[start]

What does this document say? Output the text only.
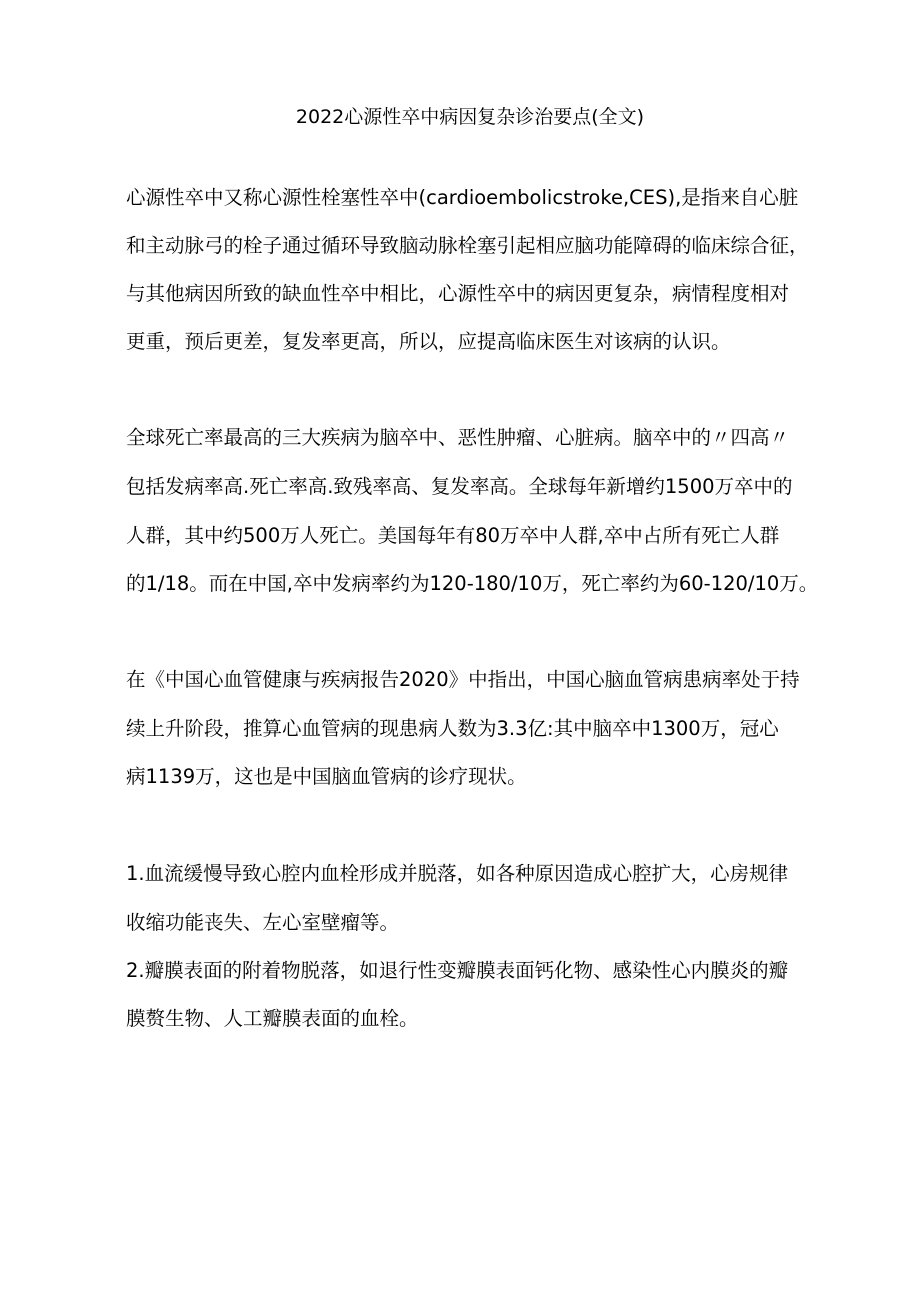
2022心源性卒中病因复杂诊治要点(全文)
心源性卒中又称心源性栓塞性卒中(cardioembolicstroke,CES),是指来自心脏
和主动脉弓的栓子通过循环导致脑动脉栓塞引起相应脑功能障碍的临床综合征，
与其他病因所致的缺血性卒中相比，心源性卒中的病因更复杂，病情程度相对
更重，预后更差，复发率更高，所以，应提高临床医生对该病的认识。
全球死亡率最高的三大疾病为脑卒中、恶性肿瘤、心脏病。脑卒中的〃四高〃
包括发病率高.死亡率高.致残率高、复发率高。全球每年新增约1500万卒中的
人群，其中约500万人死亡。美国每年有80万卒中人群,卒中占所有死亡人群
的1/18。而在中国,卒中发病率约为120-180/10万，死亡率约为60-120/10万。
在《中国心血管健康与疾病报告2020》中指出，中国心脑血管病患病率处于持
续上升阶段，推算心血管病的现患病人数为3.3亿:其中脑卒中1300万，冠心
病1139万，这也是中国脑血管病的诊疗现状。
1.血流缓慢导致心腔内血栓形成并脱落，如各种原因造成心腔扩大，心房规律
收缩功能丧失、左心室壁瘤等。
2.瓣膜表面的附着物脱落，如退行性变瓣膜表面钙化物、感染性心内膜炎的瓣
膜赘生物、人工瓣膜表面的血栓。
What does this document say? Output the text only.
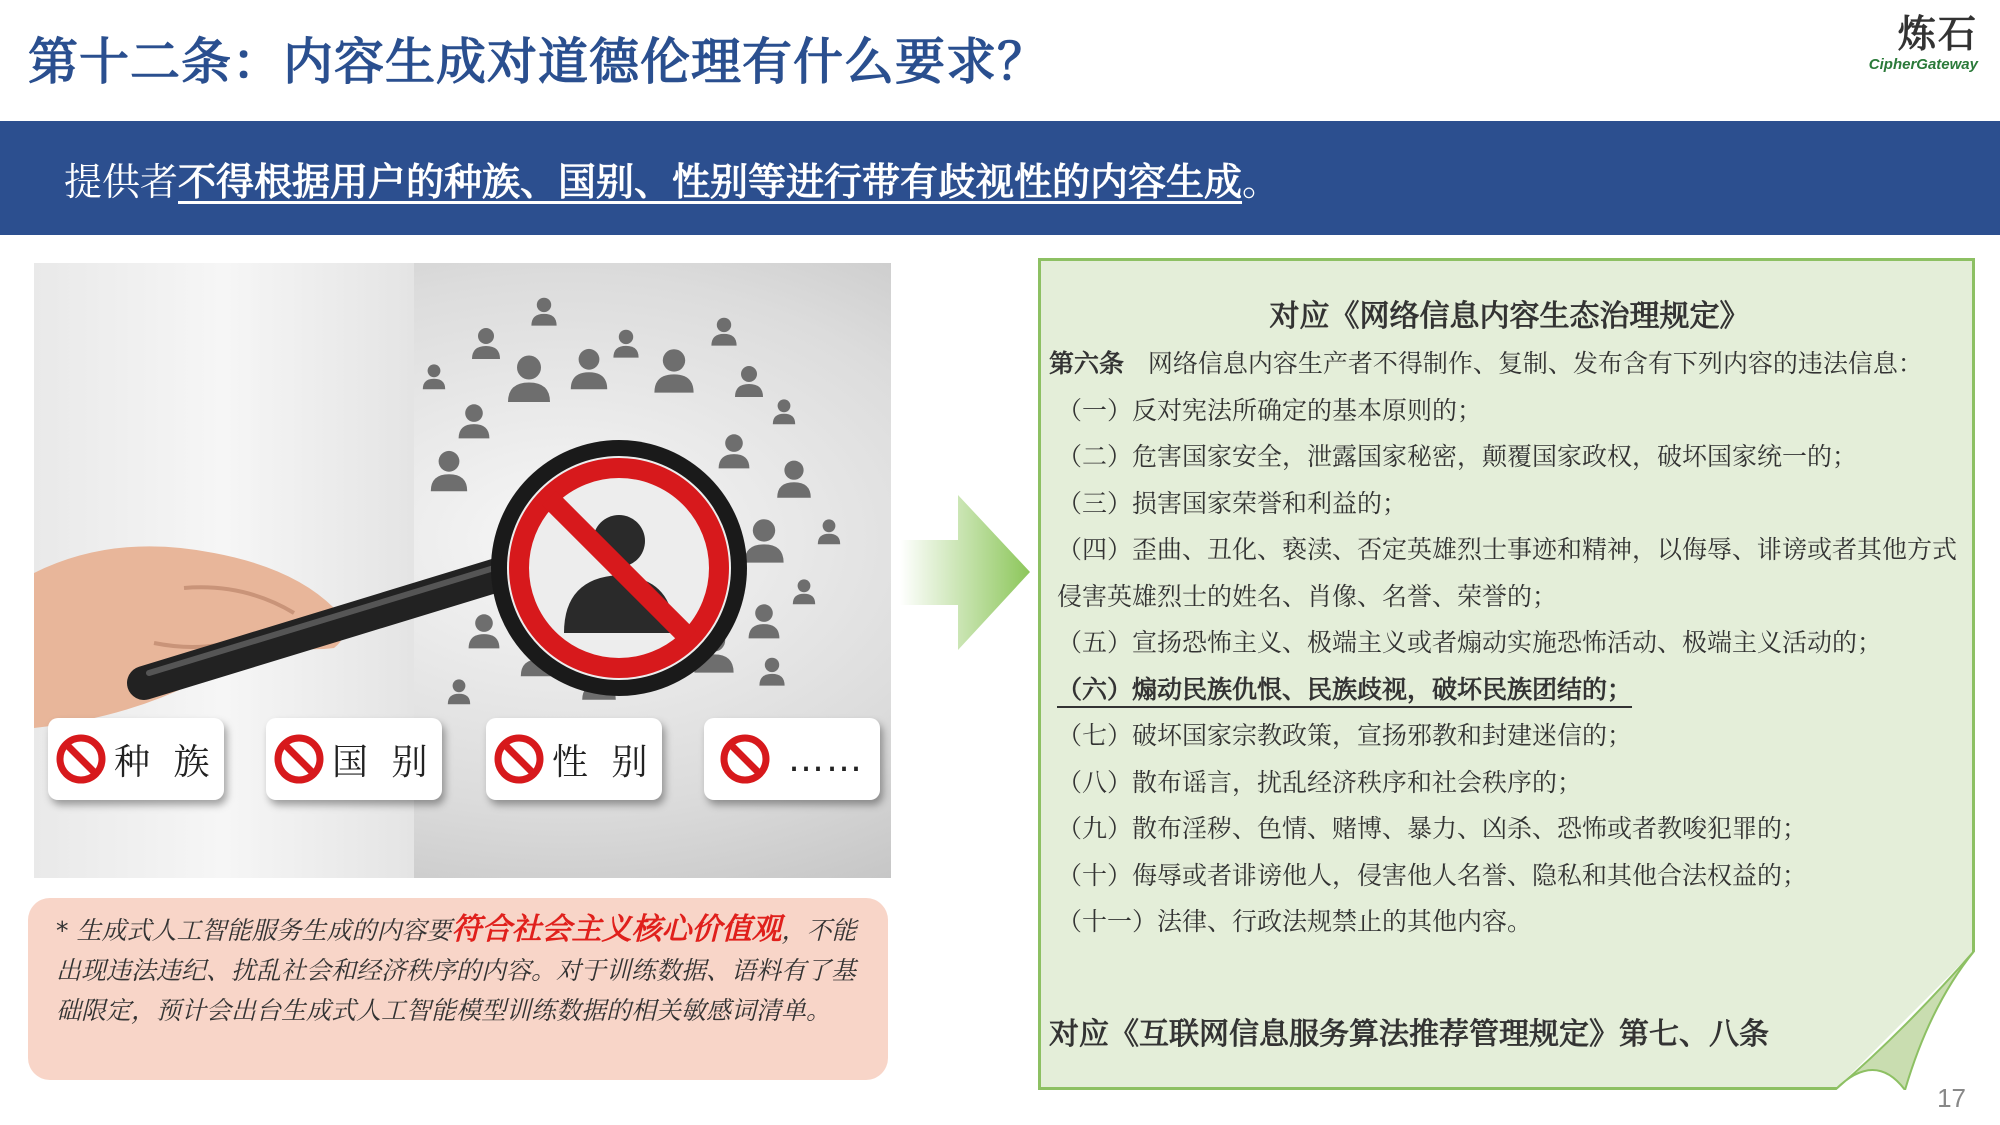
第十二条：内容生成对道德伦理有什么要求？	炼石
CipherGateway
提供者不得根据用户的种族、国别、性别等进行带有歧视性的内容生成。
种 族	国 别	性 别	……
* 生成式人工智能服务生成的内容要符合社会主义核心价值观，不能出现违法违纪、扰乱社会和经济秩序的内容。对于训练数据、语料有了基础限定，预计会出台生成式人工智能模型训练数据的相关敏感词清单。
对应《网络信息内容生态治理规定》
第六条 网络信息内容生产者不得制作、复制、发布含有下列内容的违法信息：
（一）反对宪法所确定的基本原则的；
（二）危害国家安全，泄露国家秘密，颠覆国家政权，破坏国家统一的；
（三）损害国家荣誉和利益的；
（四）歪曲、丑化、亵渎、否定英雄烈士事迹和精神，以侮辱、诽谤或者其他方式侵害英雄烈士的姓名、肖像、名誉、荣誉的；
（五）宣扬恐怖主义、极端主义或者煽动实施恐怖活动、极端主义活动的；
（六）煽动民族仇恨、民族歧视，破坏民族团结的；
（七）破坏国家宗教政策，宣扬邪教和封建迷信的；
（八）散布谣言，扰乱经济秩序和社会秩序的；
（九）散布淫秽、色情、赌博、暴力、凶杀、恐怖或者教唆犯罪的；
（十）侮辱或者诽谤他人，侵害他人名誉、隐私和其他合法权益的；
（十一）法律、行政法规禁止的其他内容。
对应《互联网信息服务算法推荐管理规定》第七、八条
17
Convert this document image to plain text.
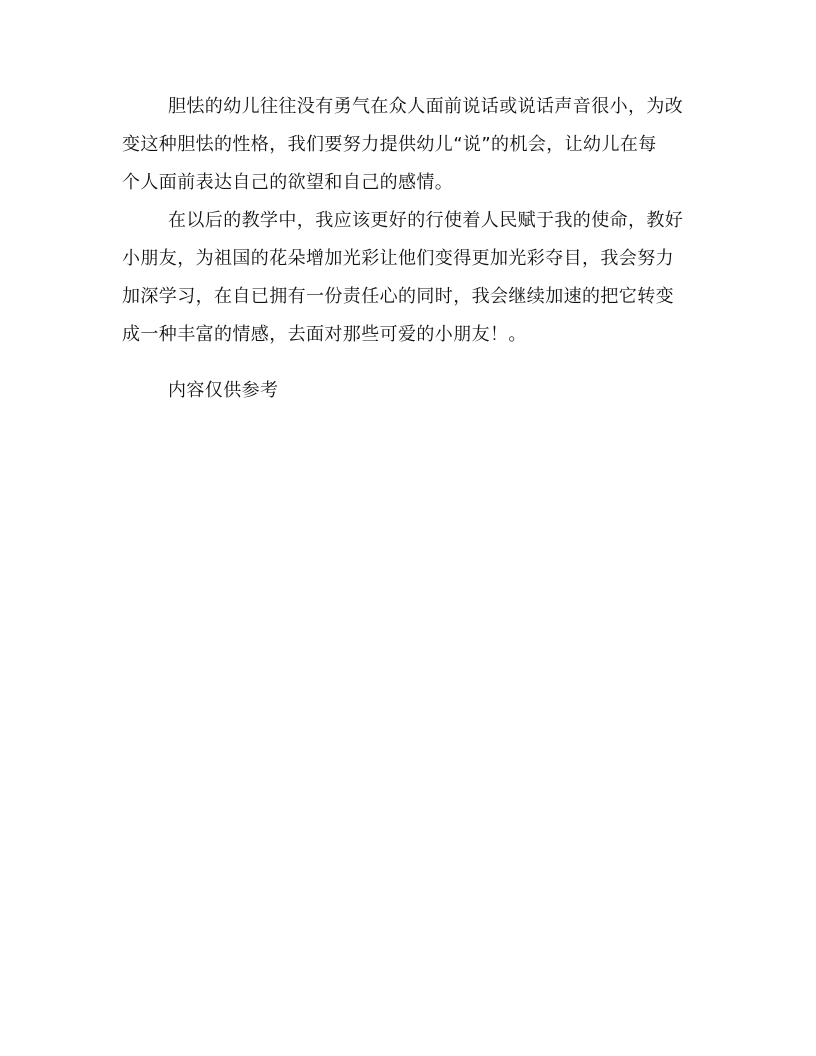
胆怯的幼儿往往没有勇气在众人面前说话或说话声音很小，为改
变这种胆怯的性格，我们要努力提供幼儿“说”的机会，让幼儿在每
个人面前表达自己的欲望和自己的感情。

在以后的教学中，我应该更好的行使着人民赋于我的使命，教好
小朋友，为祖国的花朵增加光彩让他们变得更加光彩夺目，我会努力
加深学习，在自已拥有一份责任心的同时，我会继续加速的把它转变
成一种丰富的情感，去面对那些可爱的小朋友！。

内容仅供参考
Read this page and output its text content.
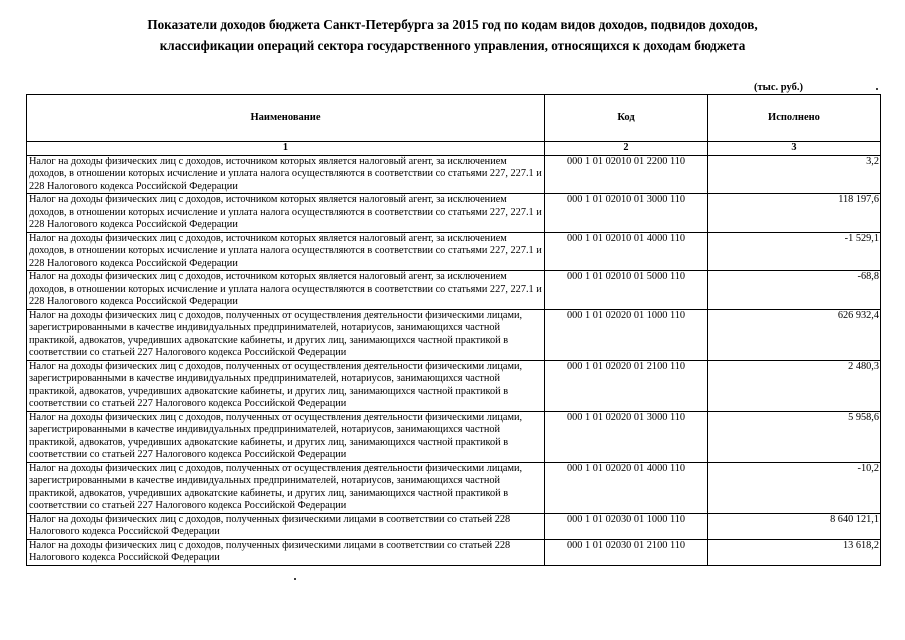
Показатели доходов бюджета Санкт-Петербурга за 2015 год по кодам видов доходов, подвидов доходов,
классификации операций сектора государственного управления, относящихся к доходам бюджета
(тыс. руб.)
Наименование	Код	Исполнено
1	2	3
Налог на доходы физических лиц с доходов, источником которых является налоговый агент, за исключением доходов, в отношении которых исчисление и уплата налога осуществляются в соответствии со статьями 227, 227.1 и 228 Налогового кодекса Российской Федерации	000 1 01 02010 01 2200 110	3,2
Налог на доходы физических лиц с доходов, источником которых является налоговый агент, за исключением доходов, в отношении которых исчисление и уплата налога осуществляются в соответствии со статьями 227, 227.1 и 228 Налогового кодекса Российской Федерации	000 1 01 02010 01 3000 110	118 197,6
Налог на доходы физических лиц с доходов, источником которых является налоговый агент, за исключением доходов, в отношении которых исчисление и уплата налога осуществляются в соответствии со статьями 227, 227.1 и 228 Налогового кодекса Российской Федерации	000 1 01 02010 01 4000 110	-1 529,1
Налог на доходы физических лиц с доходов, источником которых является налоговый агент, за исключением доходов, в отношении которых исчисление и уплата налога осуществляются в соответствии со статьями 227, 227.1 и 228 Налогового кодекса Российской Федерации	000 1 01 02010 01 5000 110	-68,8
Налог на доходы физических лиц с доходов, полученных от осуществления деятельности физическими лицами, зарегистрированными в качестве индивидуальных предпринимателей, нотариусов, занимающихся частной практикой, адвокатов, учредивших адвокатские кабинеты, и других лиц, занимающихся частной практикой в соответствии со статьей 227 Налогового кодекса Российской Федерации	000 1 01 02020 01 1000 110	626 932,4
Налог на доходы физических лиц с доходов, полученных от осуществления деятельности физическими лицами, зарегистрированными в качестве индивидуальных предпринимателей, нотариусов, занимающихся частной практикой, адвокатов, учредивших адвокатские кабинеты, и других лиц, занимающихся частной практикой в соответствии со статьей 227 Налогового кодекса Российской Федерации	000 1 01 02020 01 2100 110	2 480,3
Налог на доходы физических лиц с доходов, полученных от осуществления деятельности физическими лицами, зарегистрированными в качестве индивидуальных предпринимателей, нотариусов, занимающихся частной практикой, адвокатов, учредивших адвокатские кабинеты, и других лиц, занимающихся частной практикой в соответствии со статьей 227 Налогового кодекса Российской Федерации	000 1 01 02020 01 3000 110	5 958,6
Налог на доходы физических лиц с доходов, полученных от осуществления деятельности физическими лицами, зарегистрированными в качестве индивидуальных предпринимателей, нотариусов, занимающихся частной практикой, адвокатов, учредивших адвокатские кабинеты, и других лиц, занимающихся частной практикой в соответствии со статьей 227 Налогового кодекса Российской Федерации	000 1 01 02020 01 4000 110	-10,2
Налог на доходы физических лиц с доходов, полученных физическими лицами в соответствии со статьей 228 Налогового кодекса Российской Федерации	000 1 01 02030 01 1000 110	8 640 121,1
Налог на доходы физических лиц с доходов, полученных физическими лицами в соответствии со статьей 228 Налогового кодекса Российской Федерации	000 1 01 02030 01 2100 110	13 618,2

[end]

▸ Your task
Each line above is to be copied verbatim. Drop any image from the copy.

▸ Complete answer
What does this document say? Output the text only.
2022心源性卒中病因复杂诊治要点(全文)
心源性卒中又称心源性栓塞性卒中(cardioembolicstroke,CES),是指来自心脏
和主动脉弓的栓子通过循环导致脑动脉栓塞引起相应脑功能障碍的临床综合征，
与其他病因所致的缺血性卒中相比，心源性卒中的病因更复杂，病情程度相对
更重，预后更差，复发率更高，所以，应提高临床医生对该病的认识。
全球死亡率最高的三大疾病为脑卒中、恶性肿瘤、心脏病。脑卒中的〃四高〃
包括发病率高.死亡率高.致残率高、复发率高。全球每年新增约1500万卒中的
人群，其中约500万人死亡。美国每年有80万卒中人群,卒中占所有死亡人群
的1/18。而在中国,卒中发病率约为120-180/10万，死亡率约为60-120/10万。
在《中国心血管健康与疾病报告2020》中指出，中国心脑血管病患病率处于持
续上升阶段，推算心血管病的现患病人数为3.3亿:其中脑卒中1300万，冠心
病1139万，这也是中国脑血管病的诊疗现状。
1.血流缓慢导致心腔内血栓形成并脱落，如各种原因造成心腔扩大，心房规律
收缩功能丧失、左心室壁瘤等。
2.瓣膜表面的附着物脱落，如退行性变瓣膜表面钙化物、感染性心内膜炎的瓣
膜赘生物、人工瓣膜表面的血栓。
What does this document say? Output the text only.
第十二条：内容生成对道德伦理有什么要求？	炼石
CipherGateway
提供者不得根据用户的种族、国别、性别等进行带有歧视性的内容生成。
种 族	国 别	性 别	……
* 生成式人工智能服务生成的内容要符合社会主义核心价值观，不能出现违法违纪、扰乱社会和经济秩序的内容。对于训练数据、语料有了基础限定，预计会出台生成式人工智能模型训练数据的相关敏感词清单。
对应《网络信息内容生态治理规定》
第六条 网络信息内容生产者不得制作、复制、发布含有下列内容的违法信息：
（一）反对宪法所确定的基本原则的；
（二）危害国家安全，泄露国家秘密，颠覆国家政权，破坏国家统一的；
（三）损害国家荣誉和利益的；
（四）歪曲、丑化、亵渎、否定英雄烈士事迹和精神，以侮辱、诽谤或者其他方式侵害英雄烈士的姓名、肖像、名誉、荣誉的；
（五）宣扬恐怖主义、极端主义或者煽动实施恐怖活动、极端主义活动的；
（六）煽动民族仇恨、民族歧视，破坏民族团结的；
（七）破坏国家宗教政策，宣扬邪教和封建迷信的；
（八）散布谣言，扰乱经济秩序和社会秩序的；
（九）散布淫秽、色情、赌博、暴力、凶杀、恐怖或者教唆犯罪的；
（十）侮辱或者诽谤他人，侵害他人名誉、隐私和其他合法权益的；
（十一）法律、行政法规禁止的其他内容。
对应《互联网信息服务算法推荐管理规定》第七、八条
17
Convert this document image to plain text.
胆怯的幼儿往往没有勇气在众人面前说话或说话声音很小，为改
变这种胆怯的性格，我们要努力提供幼儿“说”的机会，让幼儿在每
个人面前表达自己的欲望和自己的感情。

在以后的教学中，我应该更好的行使着人民赋于我的使命，教好
小朋友，为祖国的花朵增加光彩让他们变得更加光彩夺目，我会努力
加深学习，在自已拥有一份责任心的同时，我会继续加速的把它转变
成一种丰富的情感，去面对那些可爱的小朋友！。

内容仅供参考
Read this page and output its text content.
Показатели доходов бюджета Санкт-Петербурга за 2015 год по кодам видов доходов, подвидов доходов,
классификации операций сектора государственного управления, относящихся к доходам бюджета
(тыс. руб.)
Наименование	Код	Исполнено
1	2	3
Налог на доходы физических лиц с доходов, источником которых является налоговый агент, за исключением доходов, в отношении которых исчисление и уплата налога осуществляются в соответствии со статьями 227, 227.1 и 228 Налогового кодекса Российской Федерации	000 1 01 02010 01 2200 110	3,2
Налог на доходы физических лиц с доходов, источником которых является налоговый агент, за исключением доходов, в отношении которых исчисление и уплата налога осуществляются в соответствии со статьями 227, 227.1 и 228 Налогового кодекса Российской Федерации	000 1 01 02010 01 3000 110	118 197,6
Налог на доходы физических лиц с доходов, источником которых является налоговый агент, за исключением доходов, в отношении которых исчисление и уплата налога осуществляются в соответствии со статьями 227, 227.1 и 228 Налогового кодекса Российской Федерации	000 1 01 02010 01 4000 110	-1 529,1
Налог на доходы физических лиц с доходов, источником которых является налоговый агент, за исключением доходов, в отношении которых исчисление и уплата налога осуществляются в соответствии со статьями 227, 227.1 и 228 Налогового кодекса Российской Федерации	000 1 01 02010 01 5000 110	-68,8
Налог на доходы физических лиц с доходов, полученных от осуществления деятельности физическими лицами, зарегистрированными в качестве индивидуальных предпринимателей, нотариусов, занимающихся частной практикой, адвокатов, учредивших адвокатские кабинеты, и других лиц, занимающихся частной практикой в соответствии со статьей 227 Налогового кодекса Российской Федерации	000 1 01 02020 01 1000 110	626 932,4
Налог на доходы физических лиц с доходов, полученных от осуществления деятельности физическими лицами, зарегистрированными в качестве индивидуальных предпринимателей, нотариусов, занимающихся частной практикой, адвокатов, учредивших адвокатские кабинеты, и других лиц, занимающихся частной практикой в соответствии со статьей 227 Налогового кодекса Российской Федерации	000 1 01 02020 01 2100 110	2 480,3
Налог на доходы физических лиц с доходов, полученных от осуществления деятельности физическими лицами, зарегистрированными в качестве индивидуальных предпринимателей, нотариусов, занимающихся частной практикой, адвокатов, учредивших адвокатские кабинеты, и других лиц, занимающихся частной практикой в соответствии со статьей 227 Налогового кодекса Российской Федерации	000 1 01 02020 01 3000 110	5 958,6
Налог на доходы физических лиц с доходов, полученных от осуществления деятельности физическими лицами, зарегистрированными в качестве индивидуальных предпринимателей, нотариусов, занимающихся частной практикой, адвокатов, учредивших адвокатские кабинеты, и других лиц, занимающихся частной практикой в соответствии со статьей 227 Налогового кодекса Российской Федерации	000 1 01 02020 01 4000 110	-10,2
Налог на доходы физических лиц с доходов, полученных физическими лицами в соответствии со статьей 228 Налогового кодекса Российской Федерации	000 1 01 02030 01 1000 110	8 640 121,1
Налог на доходы физических лиц с доходов, полученных физическими лицами в соответствии со статьей 228 Налогового кодекса Российской Федерации	000 1 01 02030 01 2100 110	13 618,2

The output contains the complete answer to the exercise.